Supplied entries =>
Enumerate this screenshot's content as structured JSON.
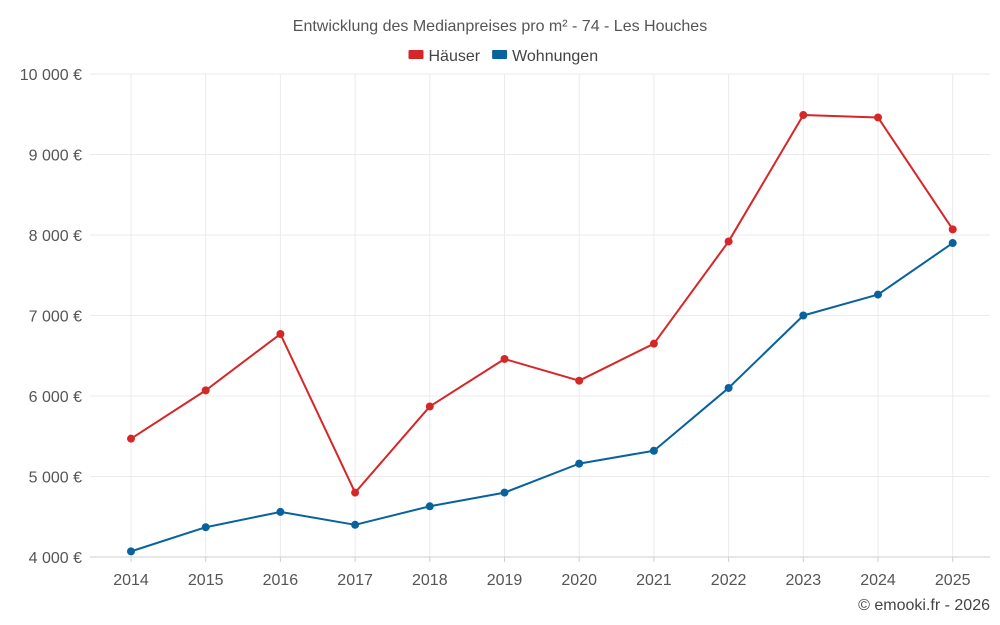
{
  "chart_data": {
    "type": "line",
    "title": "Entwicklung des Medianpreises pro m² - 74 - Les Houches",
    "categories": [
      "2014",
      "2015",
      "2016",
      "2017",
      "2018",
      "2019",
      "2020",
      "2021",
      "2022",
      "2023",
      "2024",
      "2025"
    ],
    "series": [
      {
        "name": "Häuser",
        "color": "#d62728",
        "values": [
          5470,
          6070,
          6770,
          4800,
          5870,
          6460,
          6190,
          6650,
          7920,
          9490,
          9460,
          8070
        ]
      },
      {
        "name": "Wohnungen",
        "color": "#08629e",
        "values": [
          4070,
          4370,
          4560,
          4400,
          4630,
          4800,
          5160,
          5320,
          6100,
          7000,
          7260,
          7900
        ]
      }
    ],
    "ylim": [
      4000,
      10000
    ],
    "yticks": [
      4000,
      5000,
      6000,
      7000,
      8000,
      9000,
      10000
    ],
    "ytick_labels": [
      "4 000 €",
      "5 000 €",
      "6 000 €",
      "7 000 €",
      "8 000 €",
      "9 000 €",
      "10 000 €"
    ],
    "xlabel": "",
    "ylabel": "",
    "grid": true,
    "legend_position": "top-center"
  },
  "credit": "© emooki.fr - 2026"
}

Work to be completed => Print the listing above in full, exactly as written. Omit any pictures.

Solution to the problem =>
Enumerate this screenshot's content as structured JSON.
{
  "chart_data": {
    "type": "line",
    "title": "Entwicklung des Medianpreises pro m² - 74 - Les Houches",
    "categories": [
      "2014",
      "2015",
      "2016",
      "2017",
      "2018",
      "2019",
      "2020",
      "2021",
      "2022",
      "2023",
      "2024",
      "2025"
    ],
    "series": [
      {
        "name": "Häuser",
        "color": "#d62728",
        "values": [
          5470,
          6070,
          6770,
          4800,
          5870,
          6460,
          6190,
          6650,
          7920,
          9490,
          9460,
          8070
        ]
      },
      {
        "name": "Wohnungen",
        "color": "#08629e",
        "values": [
          4070,
          4370,
          4560,
          4400,
          4630,
          4800,
          5160,
          5320,
          6100,
          7000,
          7260,
          7900
        ]
      }
    ],
    "ylim": [
      4000,
      10000
    ],
    "yticks": [
      4000,
      5000,
      6000,
      7000,
      8000,
      9000,
      10000
    ],
    "ytick_labels": [
      "4 000 €",
      "5 000 €",
      "6 000 €",
      "7 000 €",
      "8 000 €",
      "9 000 €",
      "10 000 €"
    ],
    "xlabel": "",
    "ylabel": "",
    "grid": true,
    "legend_position": "top-center"
  },
  "credit": "© emooki.fr - 2026"
}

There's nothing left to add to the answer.